• [WRITTEN REQUEST]:
Print the listing that follows, character for character.
## Start ENTRIES SHOWN
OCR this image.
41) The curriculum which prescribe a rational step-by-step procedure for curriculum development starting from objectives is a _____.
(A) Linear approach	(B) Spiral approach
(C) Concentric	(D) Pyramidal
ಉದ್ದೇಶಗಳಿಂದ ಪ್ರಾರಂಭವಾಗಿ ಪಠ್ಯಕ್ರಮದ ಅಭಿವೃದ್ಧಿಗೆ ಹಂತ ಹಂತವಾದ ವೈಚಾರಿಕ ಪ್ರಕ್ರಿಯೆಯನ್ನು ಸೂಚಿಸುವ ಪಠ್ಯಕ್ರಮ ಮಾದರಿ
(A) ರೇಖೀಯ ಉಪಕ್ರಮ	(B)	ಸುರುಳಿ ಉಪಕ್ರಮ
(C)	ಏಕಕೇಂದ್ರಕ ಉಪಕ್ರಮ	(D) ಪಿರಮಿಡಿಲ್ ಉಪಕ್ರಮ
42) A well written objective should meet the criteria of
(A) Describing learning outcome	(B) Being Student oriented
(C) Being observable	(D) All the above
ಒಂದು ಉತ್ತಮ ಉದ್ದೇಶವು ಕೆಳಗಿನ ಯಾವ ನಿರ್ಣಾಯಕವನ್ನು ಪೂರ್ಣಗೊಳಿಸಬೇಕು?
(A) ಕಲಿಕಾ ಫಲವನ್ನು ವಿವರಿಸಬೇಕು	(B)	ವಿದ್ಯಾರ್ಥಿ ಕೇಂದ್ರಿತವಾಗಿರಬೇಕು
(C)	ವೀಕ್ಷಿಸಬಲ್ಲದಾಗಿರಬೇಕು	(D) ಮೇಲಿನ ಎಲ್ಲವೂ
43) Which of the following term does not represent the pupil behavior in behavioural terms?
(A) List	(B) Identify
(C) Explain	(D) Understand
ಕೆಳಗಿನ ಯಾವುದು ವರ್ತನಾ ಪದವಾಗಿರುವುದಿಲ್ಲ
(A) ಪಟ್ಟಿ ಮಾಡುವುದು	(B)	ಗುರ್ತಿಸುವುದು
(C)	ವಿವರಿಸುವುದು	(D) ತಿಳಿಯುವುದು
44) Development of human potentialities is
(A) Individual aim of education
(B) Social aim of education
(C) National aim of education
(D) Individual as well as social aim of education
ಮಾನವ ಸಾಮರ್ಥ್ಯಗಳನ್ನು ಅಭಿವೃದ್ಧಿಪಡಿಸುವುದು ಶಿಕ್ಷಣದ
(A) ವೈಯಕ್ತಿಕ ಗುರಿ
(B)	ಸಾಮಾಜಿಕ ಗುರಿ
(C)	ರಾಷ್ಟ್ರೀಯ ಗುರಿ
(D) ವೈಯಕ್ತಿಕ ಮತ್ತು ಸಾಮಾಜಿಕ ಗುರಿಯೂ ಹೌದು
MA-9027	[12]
## End ENTRIES SHOWN
• [CORRECT ANSWER]:
OCR this image.
41) The curriculum which prescribe a rational step-by-step procedure for curriculum development starting from objectives is a _____.
(A) Linear approach	(B) Spiral approach
(C) Concentric	(D) Pyramidal
ಉದ್ದೇಶಗಳಿಂದ ಪ್ರಾರಂಭವಾಗಿ ಪಠ್ಯಕ್ರಮದ ಅಭಿವೃದ್ಧಿಗೆ ಹಂತ ಹಂತವಾದ ವೈಚಾರಿಕ ಪ್ರಕ್ರಿಯೆಯನ್ನು ಸೂಚಿಸುವ ಪಠ್ಯಕ್ರಮ ಮಾದರಿ
(A) ರೇಖೀಯ ಉಪಕ್ರಮ	(B)	ಸುರುಳಿ ಉಪಕ್ರಮ
(C)	ಏಕಕೇಂದ್ರಕ ಉಪಕ್ರಮ	(D) ಪಿರಮಿಡಿಲ್ ಉಪಕ್ರಮ
42) A well written objective should meet the criteria of
(A) Describing learning outcome	(B) Being Student oriented
(C) Being observable	(D) All the above
ಒಂದು ಉತ್ತಮ ಉದ್ದೇಶವು ಕೆಳಗಿನ ಯಾವ ನಿರ್ಣಾಯಕವನ್ನು ಪೂರ್ಣಗೊಳಿಸಬೇಕು?
(A) ಕಲಿಕಾ ಫಲವನ್ನು ವಿವರಿಸಬೇಕು	(B)	ವಿದ್ಯಾರ್ಥಿ ಕೇಂದ್ರಿತವಾಗಿರಬೇಕು
(C)	ವೀಕ್ಷಿಸಬಲ್ಲದಾಗಿರಬೇಕು	(D) ಮೇಲಿನ ಎಲ್ಲವೂ
43) Which of the following term does not represent the pupil behavior in behavioural terms?
(A) List	(B) Identify
(C) Explain	(D) Understand
ಕೆಳಗಿನ ಯಾವುದು ವರ್ತನಾ ಪದವಾಗಿರುವುದಿಲ್ಲ
(A) ಪಟ್ಟಿ ಮಾಡುವುದು	(B)	ಗುರ್ತಿಸುವುದು
(C)	ವಿವರಿಸುವುದು	(D) ತಿಳಿಯುವುದು
44) Development of human potentialities is
(A) Individual aim of education
(B) Social aim of education
(C) National aim of education
(D) Individual as well as social aim of education
ಮಾನವ ಸಾಮರ್ಥ್ಯಗಳನ್ನು ಅಭಿವೃದ್ಧಿಪಡಿಸುವುದು ಶಿಕ್ಷಣದ
(A) ವೈಯಕ್ತಿಕ ಗುರಿ
(B)	ಸಾಮಾಜಿಕ ಗುರಿ
(C)	ರಾಷ್ಟ್ರೀಯ ಗುರಿ
(D) ವೈಯಕ್ತಿಕ ಮತ್ತು ಸಾಮಾಜಿಕ ಗುರಿಯೂ ಹೌದು
MA-9027	[12]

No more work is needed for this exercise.